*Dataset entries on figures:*

---

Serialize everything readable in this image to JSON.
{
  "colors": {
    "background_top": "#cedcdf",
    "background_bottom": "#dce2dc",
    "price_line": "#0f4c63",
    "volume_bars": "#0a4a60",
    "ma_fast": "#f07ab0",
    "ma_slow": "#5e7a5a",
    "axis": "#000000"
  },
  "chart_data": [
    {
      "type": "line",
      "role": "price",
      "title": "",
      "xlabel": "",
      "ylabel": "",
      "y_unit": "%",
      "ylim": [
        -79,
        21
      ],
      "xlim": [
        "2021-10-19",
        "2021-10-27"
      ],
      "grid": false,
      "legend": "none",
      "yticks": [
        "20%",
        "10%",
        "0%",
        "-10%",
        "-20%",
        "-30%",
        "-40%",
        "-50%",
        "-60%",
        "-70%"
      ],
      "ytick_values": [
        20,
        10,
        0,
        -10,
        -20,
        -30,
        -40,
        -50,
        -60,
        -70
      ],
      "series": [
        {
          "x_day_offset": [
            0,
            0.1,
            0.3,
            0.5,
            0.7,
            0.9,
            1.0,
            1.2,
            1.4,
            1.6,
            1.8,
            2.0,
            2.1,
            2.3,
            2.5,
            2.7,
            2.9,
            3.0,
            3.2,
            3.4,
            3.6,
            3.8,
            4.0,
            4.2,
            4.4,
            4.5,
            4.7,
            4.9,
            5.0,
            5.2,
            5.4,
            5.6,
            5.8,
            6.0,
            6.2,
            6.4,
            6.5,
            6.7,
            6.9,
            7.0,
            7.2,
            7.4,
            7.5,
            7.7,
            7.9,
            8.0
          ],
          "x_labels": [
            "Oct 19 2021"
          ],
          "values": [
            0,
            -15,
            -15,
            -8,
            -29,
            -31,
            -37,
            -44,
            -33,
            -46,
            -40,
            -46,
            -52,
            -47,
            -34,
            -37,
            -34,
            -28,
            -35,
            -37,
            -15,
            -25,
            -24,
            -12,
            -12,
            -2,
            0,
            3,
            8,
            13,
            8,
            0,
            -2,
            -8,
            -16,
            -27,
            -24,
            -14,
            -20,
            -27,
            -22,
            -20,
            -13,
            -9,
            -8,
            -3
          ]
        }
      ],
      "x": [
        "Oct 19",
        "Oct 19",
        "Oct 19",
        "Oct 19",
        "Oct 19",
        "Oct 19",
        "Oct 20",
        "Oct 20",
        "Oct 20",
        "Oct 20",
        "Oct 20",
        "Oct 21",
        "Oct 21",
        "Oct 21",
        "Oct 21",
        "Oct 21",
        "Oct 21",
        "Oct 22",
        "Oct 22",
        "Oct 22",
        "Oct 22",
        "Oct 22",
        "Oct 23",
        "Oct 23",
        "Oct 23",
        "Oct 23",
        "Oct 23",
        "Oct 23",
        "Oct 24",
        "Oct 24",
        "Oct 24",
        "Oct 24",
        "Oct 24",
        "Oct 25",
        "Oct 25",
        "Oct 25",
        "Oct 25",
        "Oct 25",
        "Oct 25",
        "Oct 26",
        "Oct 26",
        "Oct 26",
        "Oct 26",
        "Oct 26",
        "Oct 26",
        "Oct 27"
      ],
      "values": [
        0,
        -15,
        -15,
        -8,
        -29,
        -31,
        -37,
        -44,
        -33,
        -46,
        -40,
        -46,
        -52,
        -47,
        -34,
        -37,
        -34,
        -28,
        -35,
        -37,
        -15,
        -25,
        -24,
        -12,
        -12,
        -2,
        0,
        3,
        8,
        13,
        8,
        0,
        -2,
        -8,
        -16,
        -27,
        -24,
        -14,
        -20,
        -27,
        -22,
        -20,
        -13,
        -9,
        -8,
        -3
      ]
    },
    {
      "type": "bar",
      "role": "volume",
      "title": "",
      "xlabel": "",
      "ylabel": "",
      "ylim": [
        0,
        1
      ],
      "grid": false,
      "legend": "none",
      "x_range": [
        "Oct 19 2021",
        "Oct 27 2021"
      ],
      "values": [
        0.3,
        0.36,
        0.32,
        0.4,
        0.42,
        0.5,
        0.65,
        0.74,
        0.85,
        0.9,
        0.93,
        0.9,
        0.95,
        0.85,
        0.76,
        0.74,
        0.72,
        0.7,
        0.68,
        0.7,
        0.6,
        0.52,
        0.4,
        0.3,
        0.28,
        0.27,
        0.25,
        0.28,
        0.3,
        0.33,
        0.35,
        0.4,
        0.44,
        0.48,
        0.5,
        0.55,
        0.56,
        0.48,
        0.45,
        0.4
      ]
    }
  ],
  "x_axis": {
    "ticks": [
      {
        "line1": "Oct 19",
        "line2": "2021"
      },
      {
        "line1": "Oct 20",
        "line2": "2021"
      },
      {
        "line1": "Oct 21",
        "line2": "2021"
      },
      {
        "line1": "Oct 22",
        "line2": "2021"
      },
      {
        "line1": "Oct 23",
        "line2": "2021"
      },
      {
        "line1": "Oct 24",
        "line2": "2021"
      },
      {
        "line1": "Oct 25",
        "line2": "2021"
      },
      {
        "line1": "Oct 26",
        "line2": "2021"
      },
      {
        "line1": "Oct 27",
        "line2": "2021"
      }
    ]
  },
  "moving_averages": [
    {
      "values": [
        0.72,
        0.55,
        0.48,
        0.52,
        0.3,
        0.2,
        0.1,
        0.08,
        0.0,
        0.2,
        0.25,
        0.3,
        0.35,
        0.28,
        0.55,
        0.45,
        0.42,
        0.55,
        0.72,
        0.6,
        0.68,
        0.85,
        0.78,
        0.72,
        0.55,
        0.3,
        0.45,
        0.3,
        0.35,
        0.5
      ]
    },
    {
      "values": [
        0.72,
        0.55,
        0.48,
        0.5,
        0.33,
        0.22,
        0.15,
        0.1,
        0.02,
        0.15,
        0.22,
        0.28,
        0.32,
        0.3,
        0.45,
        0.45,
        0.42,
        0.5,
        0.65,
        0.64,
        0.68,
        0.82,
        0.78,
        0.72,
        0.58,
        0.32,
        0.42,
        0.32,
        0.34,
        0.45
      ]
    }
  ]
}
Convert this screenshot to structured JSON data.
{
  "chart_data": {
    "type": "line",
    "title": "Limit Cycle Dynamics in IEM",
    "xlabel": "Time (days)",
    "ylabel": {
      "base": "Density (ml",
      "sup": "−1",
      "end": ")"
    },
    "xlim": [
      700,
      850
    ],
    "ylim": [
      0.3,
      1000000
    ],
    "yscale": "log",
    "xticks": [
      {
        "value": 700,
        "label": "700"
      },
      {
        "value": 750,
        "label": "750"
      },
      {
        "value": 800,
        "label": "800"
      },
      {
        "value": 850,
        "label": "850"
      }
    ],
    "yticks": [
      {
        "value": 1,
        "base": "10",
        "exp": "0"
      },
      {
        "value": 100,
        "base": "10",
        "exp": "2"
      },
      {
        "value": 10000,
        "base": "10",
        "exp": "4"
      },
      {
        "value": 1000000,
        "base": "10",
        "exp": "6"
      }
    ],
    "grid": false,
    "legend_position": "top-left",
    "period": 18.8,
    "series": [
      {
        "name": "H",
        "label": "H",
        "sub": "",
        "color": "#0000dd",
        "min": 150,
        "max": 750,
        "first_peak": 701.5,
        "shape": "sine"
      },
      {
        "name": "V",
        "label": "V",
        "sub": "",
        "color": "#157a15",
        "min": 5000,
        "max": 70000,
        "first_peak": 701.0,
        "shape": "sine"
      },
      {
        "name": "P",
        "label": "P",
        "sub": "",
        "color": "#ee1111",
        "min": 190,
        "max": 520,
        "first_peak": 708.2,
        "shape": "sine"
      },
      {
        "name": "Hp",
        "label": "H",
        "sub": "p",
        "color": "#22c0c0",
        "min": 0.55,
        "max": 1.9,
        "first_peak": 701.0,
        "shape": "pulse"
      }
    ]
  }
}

---

*Given exercise:* Pull out all lines from the entries above that include the word "this".

*Output of the task:*
Serialize everything readable in this image to JSON.
Convert this screenshot to structured JSON data.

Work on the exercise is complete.